- _WORK REQUIRED_
Output as a JSON list of strings, one per line, the rows starting at the line containing "svg-text:1985: 1985: [279, 932, 310, 948]" and ending at the line containing "svg-text:1995: 1995: [689, 932, 720, 948]", both included, with blank lines omitted.

- _EXTRACTED MATERIAL_
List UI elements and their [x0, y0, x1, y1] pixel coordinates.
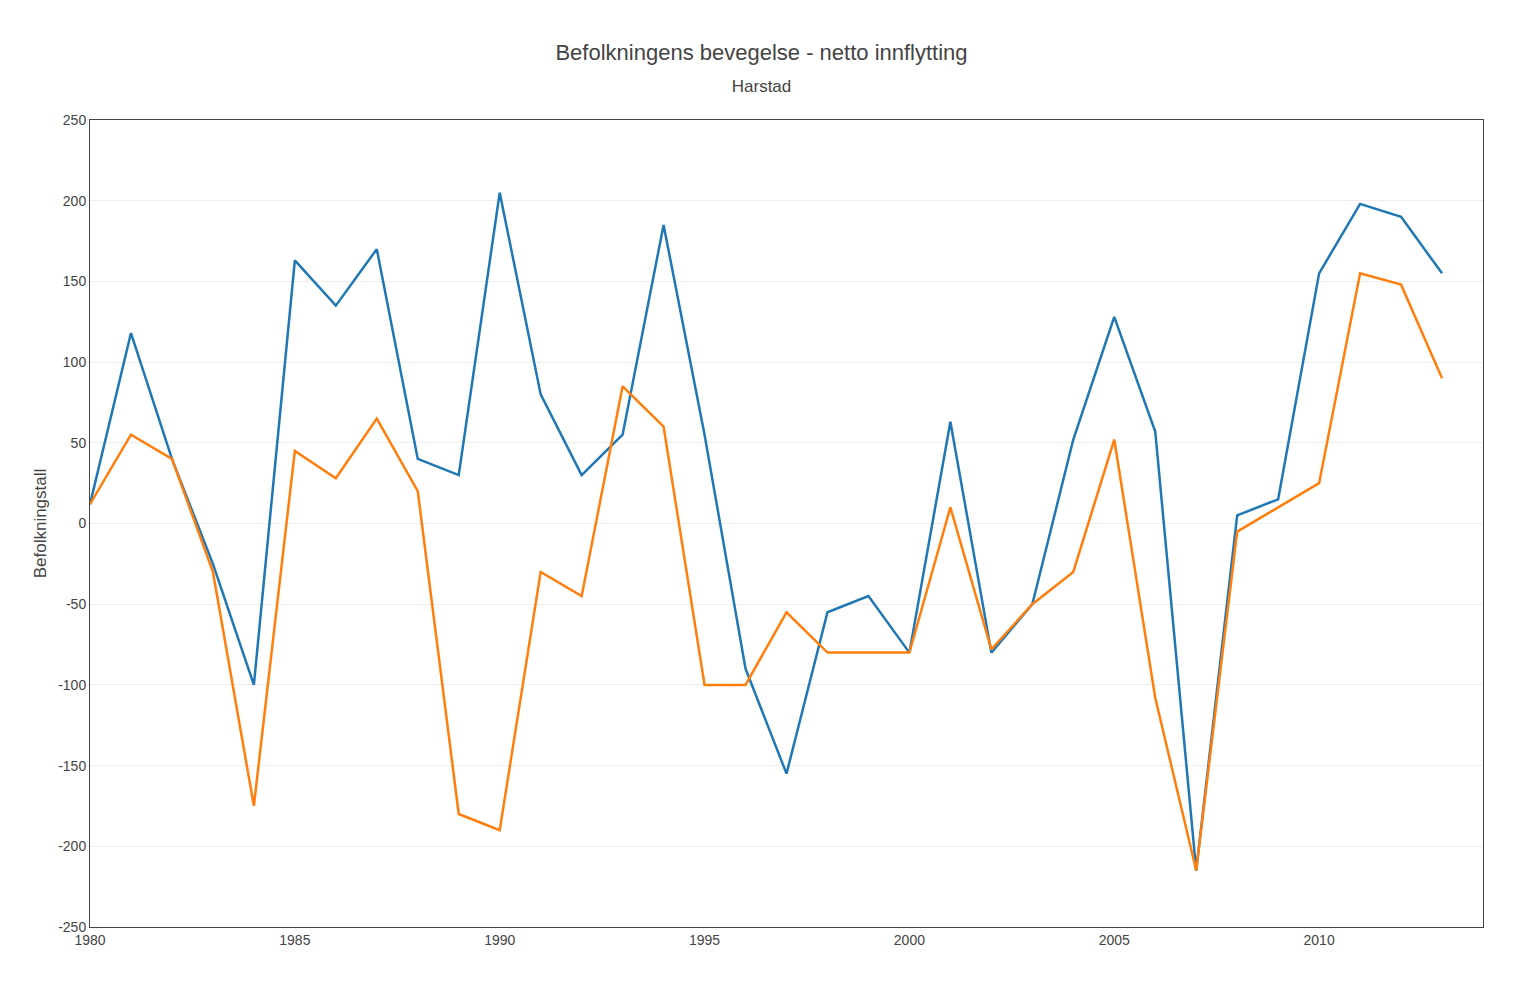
svg-text:1985: 1985: [279, 932, 310, 948]
svg-text:-250: -250: [58, 919, 86, 935]
svg-text:250: 250: [63, 112, 87, 128]
svg-text:200: 200: [63, 193, 87, 209]
svg-text:0: 0: [78, 515, 86, 531]
svg-text:1980: 1980: [74, 932, 105, 948]
svg-text:1990: 1990: [484, 932, 515, 948]
svg-text:50: 50: [71, 435, 87, 451]
svg-text:2010: 2010: [1304, 932, 1335, 948]
svg-text:100: 100: [63, 354, 87, 370]
svg-text:-150: -150: [58, 758, 86, 774]
svg-text:150: 150: [63, 273, 87, 289]
svg-text:Befolkningstall: Befolkningstall: [31, 469, 50, 579]
svg-text:-100: -100: [58, 677, 86, 693]
svg-text:Harstad: Harstad: [732, 77, 792, 96]
svg-text:-50: -50: [66, 596, 86, 612]
svg-text:1995: 1995: [689, 932, 720, 948]
svg-text:Befolkningens bevegelse - nett: Befolkningens bevegelse - netto innflytt…: [555, 40, 967, 65]
svg-text:2005: 2005: [1099, 932, 1130, 948]
svg-text:2000: 2000: [894, 932, 925, 948]
svg-text:-200: -200: [58, 838, 86, 854]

- _WRITTEN RESPONSE_
[
  "svg-text:1985: 1985: [279, 932, 310, 948]",
  "svg-text:-250: -250: [58, 919, 86, 935]",
  "svg-text:250: 250: [63, 112, 87, 128]",
  "svg-text:200: 200: [63, 193, 87, 209]",
  "svg-text:0: 0: [78, 515, 86, 531]",
  "svg-text:1980: 1980: [74, 932, 105, 948]",
  "svg-text:1990: 1990: [484, 932, 515, 948]",
  "svg-text:50: 50: [71, 435, 87, 451]",
  "svg-text:2010: 2010: [1304, 932, 1335, 948]",
  "svg-text:100: 100: [63, 354, 87, 370]",
  "svg-text:-150: -150: [58, 758, 86, 774]",
  "svg-text:150: 150: [63, 273, 87, 289]",
  "svg-text:Befolkningstall: Befolkningstall: [31, 469, 50, 579]",
  "svg-text:-100: -100: [58, 677, 86, 693]",
  "svg-text:Harstad: Harstad: [732, 77, 792, 96]",
  "svg-text:-50: -50: [66, 596, 86, 612]",
  "svg-text:1995: 1995: [689, 932, 720, 948]"
]